What is being asked: Your task is to copy the material exactly.

START Materials provided

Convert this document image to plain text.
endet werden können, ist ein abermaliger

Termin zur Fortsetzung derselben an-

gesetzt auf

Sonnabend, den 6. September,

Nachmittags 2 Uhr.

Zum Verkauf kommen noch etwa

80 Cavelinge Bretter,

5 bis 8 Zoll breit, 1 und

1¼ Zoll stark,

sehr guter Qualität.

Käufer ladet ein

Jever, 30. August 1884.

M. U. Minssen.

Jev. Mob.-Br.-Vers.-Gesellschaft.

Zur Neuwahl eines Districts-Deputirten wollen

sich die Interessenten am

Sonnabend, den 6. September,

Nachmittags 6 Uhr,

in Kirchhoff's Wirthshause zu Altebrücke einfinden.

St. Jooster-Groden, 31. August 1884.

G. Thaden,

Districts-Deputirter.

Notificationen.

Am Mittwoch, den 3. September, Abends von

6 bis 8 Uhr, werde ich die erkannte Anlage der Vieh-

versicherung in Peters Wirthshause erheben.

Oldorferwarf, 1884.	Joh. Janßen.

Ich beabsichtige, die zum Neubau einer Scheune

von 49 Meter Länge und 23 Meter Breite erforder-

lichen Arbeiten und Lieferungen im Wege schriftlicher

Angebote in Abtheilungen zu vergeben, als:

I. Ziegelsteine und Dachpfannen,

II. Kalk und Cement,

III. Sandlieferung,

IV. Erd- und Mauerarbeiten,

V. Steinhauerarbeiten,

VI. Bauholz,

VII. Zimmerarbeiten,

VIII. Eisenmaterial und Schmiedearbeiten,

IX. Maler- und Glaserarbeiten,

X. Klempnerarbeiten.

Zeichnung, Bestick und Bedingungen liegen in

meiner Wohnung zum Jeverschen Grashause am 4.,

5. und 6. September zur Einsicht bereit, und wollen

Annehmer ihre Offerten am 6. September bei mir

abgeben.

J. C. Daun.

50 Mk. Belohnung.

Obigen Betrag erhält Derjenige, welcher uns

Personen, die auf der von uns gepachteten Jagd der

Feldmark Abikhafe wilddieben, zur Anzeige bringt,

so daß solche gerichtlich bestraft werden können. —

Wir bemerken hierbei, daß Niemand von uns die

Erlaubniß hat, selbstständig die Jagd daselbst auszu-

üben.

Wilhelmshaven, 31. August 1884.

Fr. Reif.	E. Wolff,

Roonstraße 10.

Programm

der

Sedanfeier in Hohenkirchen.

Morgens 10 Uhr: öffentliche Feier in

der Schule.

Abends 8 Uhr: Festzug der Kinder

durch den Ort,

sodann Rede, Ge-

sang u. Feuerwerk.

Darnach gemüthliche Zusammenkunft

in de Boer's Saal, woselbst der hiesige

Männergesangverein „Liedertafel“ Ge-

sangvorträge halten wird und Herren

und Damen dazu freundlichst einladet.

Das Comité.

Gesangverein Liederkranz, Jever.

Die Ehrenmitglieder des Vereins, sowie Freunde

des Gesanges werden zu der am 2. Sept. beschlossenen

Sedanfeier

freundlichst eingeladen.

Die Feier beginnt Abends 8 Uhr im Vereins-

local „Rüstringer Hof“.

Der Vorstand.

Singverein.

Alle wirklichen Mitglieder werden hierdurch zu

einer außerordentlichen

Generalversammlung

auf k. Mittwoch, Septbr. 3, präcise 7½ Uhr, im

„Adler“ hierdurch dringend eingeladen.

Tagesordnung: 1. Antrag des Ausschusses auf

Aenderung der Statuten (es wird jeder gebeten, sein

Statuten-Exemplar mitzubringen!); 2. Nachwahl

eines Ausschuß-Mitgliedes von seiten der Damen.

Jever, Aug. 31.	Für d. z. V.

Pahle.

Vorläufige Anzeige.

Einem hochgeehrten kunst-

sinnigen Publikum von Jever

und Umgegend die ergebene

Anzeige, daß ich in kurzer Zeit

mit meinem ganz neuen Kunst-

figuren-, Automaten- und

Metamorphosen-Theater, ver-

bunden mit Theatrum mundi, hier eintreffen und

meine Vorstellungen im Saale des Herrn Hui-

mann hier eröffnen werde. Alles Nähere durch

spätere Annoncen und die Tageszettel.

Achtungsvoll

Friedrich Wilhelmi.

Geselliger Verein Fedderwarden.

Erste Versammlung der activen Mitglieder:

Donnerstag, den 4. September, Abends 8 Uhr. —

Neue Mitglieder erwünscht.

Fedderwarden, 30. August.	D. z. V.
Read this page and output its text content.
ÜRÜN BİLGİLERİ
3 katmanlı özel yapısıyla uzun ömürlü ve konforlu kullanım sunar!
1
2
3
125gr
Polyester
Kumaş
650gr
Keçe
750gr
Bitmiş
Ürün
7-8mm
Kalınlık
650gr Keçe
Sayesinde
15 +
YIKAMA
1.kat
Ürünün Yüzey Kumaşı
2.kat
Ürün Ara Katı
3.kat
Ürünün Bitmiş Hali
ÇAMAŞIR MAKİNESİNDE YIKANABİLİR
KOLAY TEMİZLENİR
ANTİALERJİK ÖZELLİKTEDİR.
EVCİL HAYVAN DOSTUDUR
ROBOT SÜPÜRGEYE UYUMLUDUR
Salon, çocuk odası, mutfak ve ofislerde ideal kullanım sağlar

END Materials provided

Exercise response:
Convert this document image to plain text.
endet werden können, ist ein abermaliger

Termin zur Fortsetzung derselben an-

gesetzt auf

Sonnabend, den 6. September,

Nachmittags 2 Uhr.

Zum Verkauf kommen noch etwa

80 Cavelinge Bretter,

5 bis 8 Zoll breit, 1 und

1¼ Zoll stark,

sehr guter Qualität.

Käufer ladet ein

Jever, 30. August 1884.

M. U. Minssen.

Jev. Mob.-Br.-Vers.-Gesellschaft.

Zur Neuwahl eines Districts-Deputirten wollen

sich die Interessenten am

Sonnabend, den 6. September,

Nachmittags 6 Uhr,

in Kirchhoff's Wirthshause zu Altebrücke einfinden.

St. Jooster-Groden, 31. August 1884.

G. Thaden,

Districts-Deputirter.

Notificationen.

Am Mittwoch, den 3. September, Abends von

6 bis 8 Uhr, werde ich die erkannte Anlage der Vieh-

versicherung in Peters Wirthshause erheben.

Oldorferwarf, 1884.	Joh. Janßen.

Ich beabsichtige, die zum Neubau einer Scheune

von 49 Meter Länge und 23 Meter Breite erforder-

lichen Arbeiten und Lieferungen im Wege schriftlicher

Angebote in Abtheilungen zu vergeben, als:

I. Ziegelsteine und Dachpfannen,

II. Kalk und Cement,

III. Sandlieferung,

IV. Erd- und Mauerarbeiten,

V. Steinhauerarbeiten,

VI. Bauholz,

VII. Zimmerarbeiten,

VIII. Eisenmaterial und Schmiedearbeiten,

IX. Maler- und Glaserarbeiten,

X. Klempnerarbeiten.

Zeichnung, Bestick und Bedingungen liegen in

meiner Wohnung zum Jeverschen Grashause am 4.,

5. und 6. September zur Einsicht bereit, und wollen

Annehmer ihre Offerten am 6. September bei mir

abgeben.

J. C. Daun.

50 Mk. Belohnung.

Obigen Betrag erhält Derjenige, welcher uns

Personen, die auf der von uns gepachteten Jagd der

Feldmark Abikhafe wilddieben, zur Anzeige bringt,

so daß solche gerichtlich bestraft werden können. —

Wir bemerken hierbei, daß Niemand von uns die

Erlaubniß hat, selbstständig die Jagd daselbst auszu-

üben.

Wilhelmshaven, 31. August 1884.

Fr. Reif.	E. Wolff,

Roonstraße 10.

Programm

der

Sedanfeier in Hohenkirchen.

Morgens 10 Uhr: öffentliche Feier in

der Schule.

Abends 8 Uhr: Festzug der Kinder

durch den Ort,

sodann Rede, Ge-

sang u. Feuerwerk.

Darnach gemüthliche Zusammenkunft

in de Boer's Saal, woselbst der hiesige

Männergesangverein „Liedertafel“ Ge-

sangvorträge halten wird und Herren

und Damen dazu freundlichst einladet.

Das Comité.

Gesangverein Liederkranz, Jever.

Die Ehrenmitglieder des Vereins, sowie Freunde

des Gesanges werden zu der am 2. Sept. beschlossenen

Sedanfeier

freundlichst eingeladen.

Die Feier beginnt Abends 8 Uhr im Vereins-

local „Rüstringer Hof“.

Der Vorstand.

Singverein.

Alle wirklichen Mitglieder werden hierdurch zu

einer außerordentlichen

Generalversammlung

auf k. Mittwoch, Septbr. 3, präcise 7½ Uhr, im

„Adler“ hierdurch dringend eingeladen.

Tagesordnung: 1. Antrag des Ausschusses auf

Aenderung der Statuten (es wird jeder gebeten, sein

Statuten-Exemplar mitzubringen!); 2. Nachwahl

eines Ausschuß-Mitgliedes von seiten der Damen.

Jever, Aug. 31.	Für d. z. V.

Pahle.

Vorläufige Anzeige.

Einem hochgeehrten kunst-

sinnigen Publikum von Jever

und Umgegend die ergebene

Anzeige, daß ich in kurzer Zeit

mit meinem ganz neuen Kunst-

figuren-, Automaten- und

Metamorphosen-Theater, ver-

bunden mit Theatrum mundi, hier eintreffen und

meine Vorstellungen im Saale des Herrn Hui-

mann hier eröffnen werde. Alles Nähere durch

spätere Annoncen und die Tageszettel.

Achtungsvoll

Friedrich Wilhelmi.

Geselliger Verein Fedderwarden.

Erste Versammlung der activen Mitglieder:

Donnerstag, den 4. September, Abends 8 Uhr. —

Neue Mitglieder erwünscht.

Fedderwarden, 30. August.	D. z. V.
Read this page and output its text content.
ÜRÜN BİLGİLERİ
3 katmanlı özel yapısıyla uzun ömürlü ve konforlu kullanım sunar!
1
2
3
125gr
Polyester
Kumaş
650gr
Keçe
750gr
Bitmiş
Ürün
7-8mm
Kalınlık
650gr Keçe
Sayesinde
15 +
YIKAMA
1.kat
Ürünün Yüzey Kumaşı
2.kat
Ürün Ara Katı
3.kat
Ürünün Bitmiş Hali
ÇAMAŞIR MAKİNESİNDE YIKANABİLİR
KOLAY TEMİZLENİR
ANTİALERJİK ÖZELLİKTEDİR.
EVCİL HAYVAN DOSTUDUR
ROBOT SÜPÜRGEYE UYUMLUDUR
Salon, çocuk odası, mutfak ve ofislerde ideal kullanım sağlar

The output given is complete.